Given problem → Exactly reproduce the entries, dropping any pictures from your copy.

═════ Input data ═════

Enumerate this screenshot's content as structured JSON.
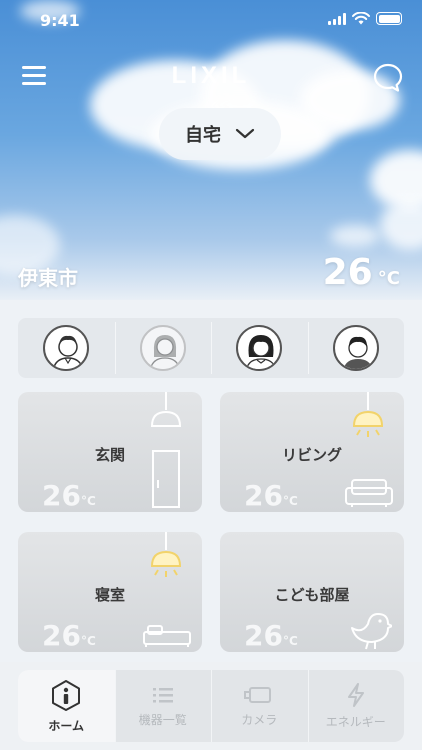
{
  "status_bar": {
    "time": "9:41"
  },
  "header": {
    "logo": "LIXIL",
    "location_label": "自宅"
  },
  "weather": {
    "city": "伊東市",
    "temperature": "26",
    "unit": "°C"
  },
  "members": [
    {
      "name": "member-1",
      "active": true
    },
    {
      "name": "member-2",
      "active": false
    },
    {
      "name": "member-3",
      "active": true
    },
    {
      "name": "member-4",
      "active": true
    }
  ],
  "rooms": [
    {
      "name": "玄関",
      "temperature": "26",
      "unit": "°C",
      "light_on": false,
      "icon": "door-icon"
    },
    {
      "name": "リビング",
      "temperature": "26",
      "unit": "°C",
      "light_on": true,
      "icon": "sofa-icon"
    },
    {
      "name": "寝室",
      "temperature": "26",
      "unit": "°C",
      "light_on": true,
      "icon": "bed-icon"
    },
    {
      "name": "こども部屋",
      "temperature": "26",
      "unit": "°C",
      "light_on": false,
      "icon": "bird-icon"
    }
  ],
  "nav": {
    "tabs": [
      {
        "label": "ホーム",
        "icon": "home-info-icon",
        "active": true
      },
      {
        "label": "機器一覧",
        "icon": "list-icon",
        "active": false
      },
      {
        "label": "カメラ",
        "icon": "camera-icon",
        "active": false
      },
      {
        "label": "エネルギー",
        "icon": "lightning-icon",
        "active": false
      }
    ]
  },
  "colors": {
    "lamp_on": "#f2d36b",
    "lamp_off": "#ffffff",
    "text_dark": "#333333"
  }
}
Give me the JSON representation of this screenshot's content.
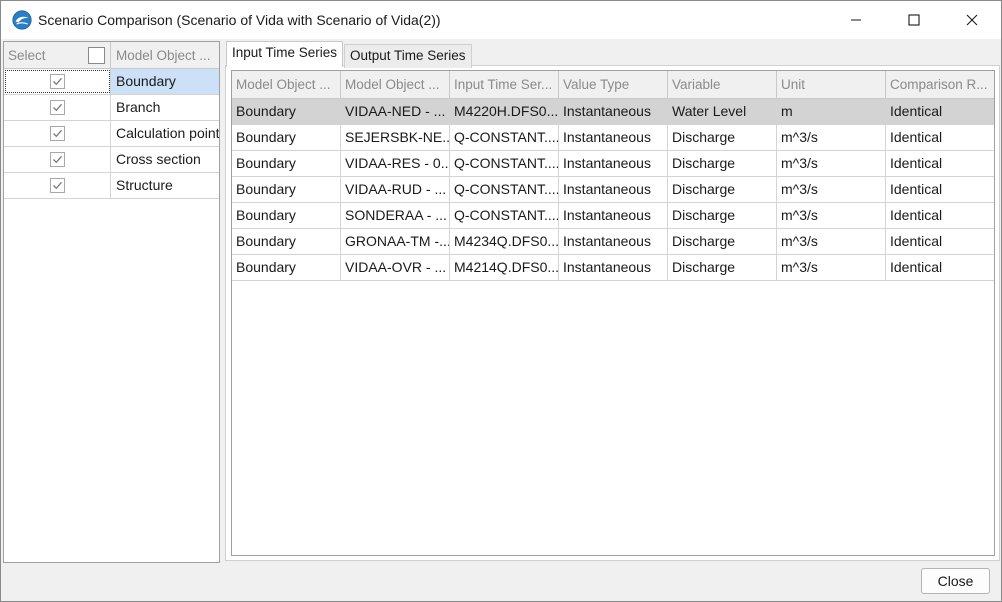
{
  "window": {
    "title": "Scenario Comparison (Scenario of Vida with Scenario of Vida(2))",
    "app_icon": "mike-app-icon",
    "controls": {
      "minimize": "minimize-icon",
      "maximize": "maximize-icon",
      "close": "close-icon"
    }
  },
  "left_panel": {
    "headers": {
      "select": "Select",
      "model_object": "Model Object ..."
    },
    "select_all_checked": false,
    "items": [
      {
        "label": "Boundary",
        "checked": true
      },
      {
        "label": "Branch",
        "checked": true
      },
      {
        "label": "Calculation point",
        "checked": true
      },
      {
        "label": "Cross section",
        "checked": true
      },
      {
        "label": "Structure",
        "checked": true
      }
    ]
  },
  "tabs": [
    {
      "label": "Input Time Series",
      "active": true
    },
    {
      "label": "Output Time Series",
      "active": false
    }
  ],
  "grid": {
    "columns": [
      "Model Object ...",
      "Model Object ...",
      "Input Time Ser...",
      "Value Type",
      "Variable",
      "Unit",
      "Comparison R..."
    ],
    "rows": [
      [
        "Boundary",
        "VIDAA-NED - ...",
        "M4220H.DFS0...",
        "Instantaneous",
        "Water Level",
        "m",
        "Identical"
      ],
      [
        "Boundary",
        "SEJERSBK-NE...",
        "Q-CONSTANT....",
        "Instantaneous",
        "Discharge",
        "m^3/s",
        "Identical"
      ],
      [
        "Boundary",
        "VIDAA-RES - 0...",
        "Q-CONSTANT....",
        "Instantaneous",
        "Discharge",
        "m^3/s",
        "Identical"
      ],
      [
        "Boundary",
        "VIDAA-RUD - ...",
        "Q-CONSTANT....",
        "Instantaneous",
        "Discharge",
        "m^3/s",
        "Identical"
      ],
      [
        "Boundary",
        "SONDERAA - ...",
        "Q-CONSTANT....",
        "Instantaneous",
        "Discharge",
        "m^3/s",
        "Identical"
      ],
      [
        "Boundary",
        "GRONAA-TM -...",
        "M4234Q.DFS0...",
        "Instantaneous",
        "Discharge",
        "m^3/s",
        "Identical"
      ],
      [
        "Boundary",
        "VIDAA-OVR - ...",
        "M4214Q.DFS0...",
        "Instantaneous",
        "Discharge",
        "m^3/s",
        "Identical"
      ]
    ]
  },
  "footer": {
    "close_label": "Close"
  },
  "colors": {
    "selection_left": "#cce0f7",
    "selection_grid": "#d3d3d3",
    "header_text": "#8a8a8a"
  }
}
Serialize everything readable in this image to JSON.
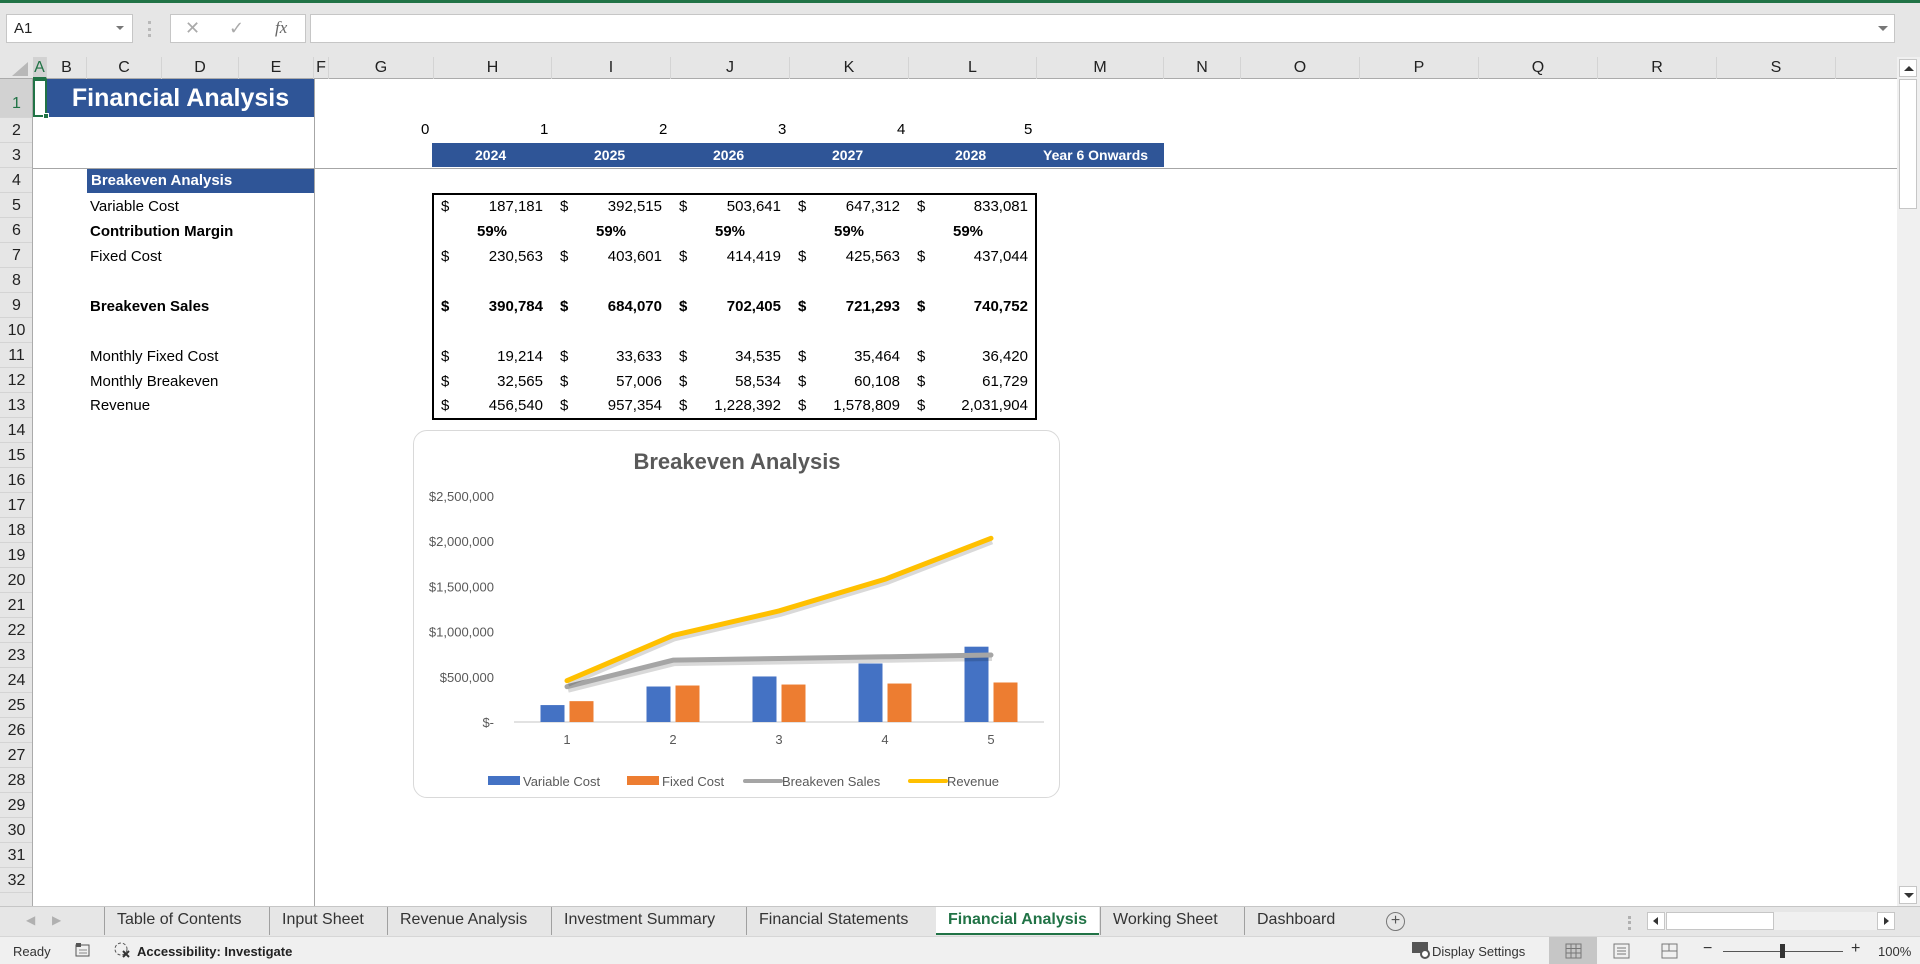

═════

Result below →
Enumerate this screenshot's content as structured JSON.
{
  "status_bar": {
    "time": "9:41"
  },
  "header": {
    "logo": "LIXIL",
    "location_label": "自宅"
  },
  "weather": {
    "city": "伊東市",
    "temperature": "26",
    "unit": "°C"
  },
  "members": [
    {
      "name": "member-1",
      "active": true
    },
    {
      "name": "member-2",
      "active": false
    },
    {
      "name": "member-3",
      "active": true
    },
    {
      "name": "member-4",
      "active": true
    }
  ],
  "rooms": [
    {
      "name": "玄関",
      "temperature": "26",
      "unit": "°C",
      "light_on": false,
      "icon": "door-icon"
    },
    {
      "name": "リビング",
      "temperature": "26",
      "unit": "°C",
      "light_on": true,
      "icon": "sofa-icon"
    },
    {
      "name": "寝室",
      "temperature": "26",
      "unit": "°C",
      "light_on": true,
      "icon": "bed-icon"
    },
    {
      "name": "こども部屋",
      "temperature": "26",
      "unit": "°C",
      "light_on": false,
      "icon": "bird-icon"
    }
  ],
  "nav": {
    "tabs": [
      {
        "label": "ホーム",
        "icon": "home-info-icon",
        "active": true
      },
      {
        "label": "機器一覧",
        "icon": "list-icon",
        "active": false
      },
      {
        "label": "カメラ",
        "icon": "camera-icon",
        "active": false
      },
      {
        "label": "エネルギー",
        "icon": "lightning-icon",
        "active": false
      }
    ]
  },
  "colors": {
    "lamp_on": "#f2d36b",
    "lamp_off": "#ffffff",
    "text_dark": "#333333"
  }
}
Give me the JSON representation of this screenshot's content.
{
  "window": {
    "title": "Scenario Comparison (Scenario of Vida with Scenario of Vida(2))",
    "app_icon": "mike-app-icon",
    "controls": {
      "minimize": "minimize-icon",
      "maximize": "maximize-icon",
      "close": "close-icon"
    }
  },
  "left_panel": {
    "headers": {
      "select": "Select",
      "model_object": "Model Object ..."
    },
    "select_all_checked": false,
    "items": [
      {
        "label": "Boundary",
        "checked": true
      },
      {
        "label": "Branch",
        "checked": true
      },
      {
        "label": "Calculation point",
        "checked": true
      },
      {
        "label": "Cross section",
        "checked": true
      },
      {
        "label": "Structure",
        "checked": true
      }
    ]
  },
  "tabs": [
    {
      "label": "Input Time Series",
      "active": true
    },
    {
      "label": "Output Time Series",
      "active": false
    }
  ],
  "grid": {
    "columns": [
      "Model Object ...",
      "Model Object ...",
      "Input Time Ser...",
      "Value Type",
      "Variable",
      "Unit",
      "Comparison R..."
    ],
    "rows": [
      [
        "Boundary",
        "VIDAA-NED - ...",
        "M4220H.DFS0...",
        "Instantaneous",
        "Water Level",
        "m",
        "Identical"
      ],
      [
        "Boundary",
        "SEJERSBK-NE...",
        "Q-CONSTANT....",
        "Instantaneous",
        "Discharge",
        "m^3/s",
        "Identical"
      ],
      [
        "Boundary",
        "VIDAA-RES - 0...",
        "Q-CONSTANT....",
        "Instantaneous",
        "Discharge",
        "m^3/s",
        "Identical"
      ],
      [
        "Boundary",
        "VIDAA-RUD - ...",
        "Q-CONSTANT....",
        "Instantaneous",
        "Discharge",
        "m^3/s",
        "Identical"
      ],
      [
        "Boundary",
        "SONDERAA - ...",
        "Q-CONSTANT....",
        "Instantaneous",
        "Discharge",
        "m^3/s",
        "Identical"
      ],
      [
        "Boundary",
        "GRONAA-TM -...",
        "M4234Q.DFS0...",
        "Instantaneous",
        "Discharge",
        "m^3/s",
        "Identical"
      ],
      [
        "Boundary",
        "VIDAA-OVR - ...",
        "M4214Q.DFS0...",
        "Instantaneous",
        "Discharge",
        "m^3/s",
        "Identical"
      ]
    ]
  },
  "footer": {
    "close_label": "Close"
  },
  "colors": {
    "selection_left": "#cce0f7",
    "selection_grid": "#d3d3d3",
    "header_text": "#8a8a8a"
  }
}
Serialize everything readable in this image to JSON.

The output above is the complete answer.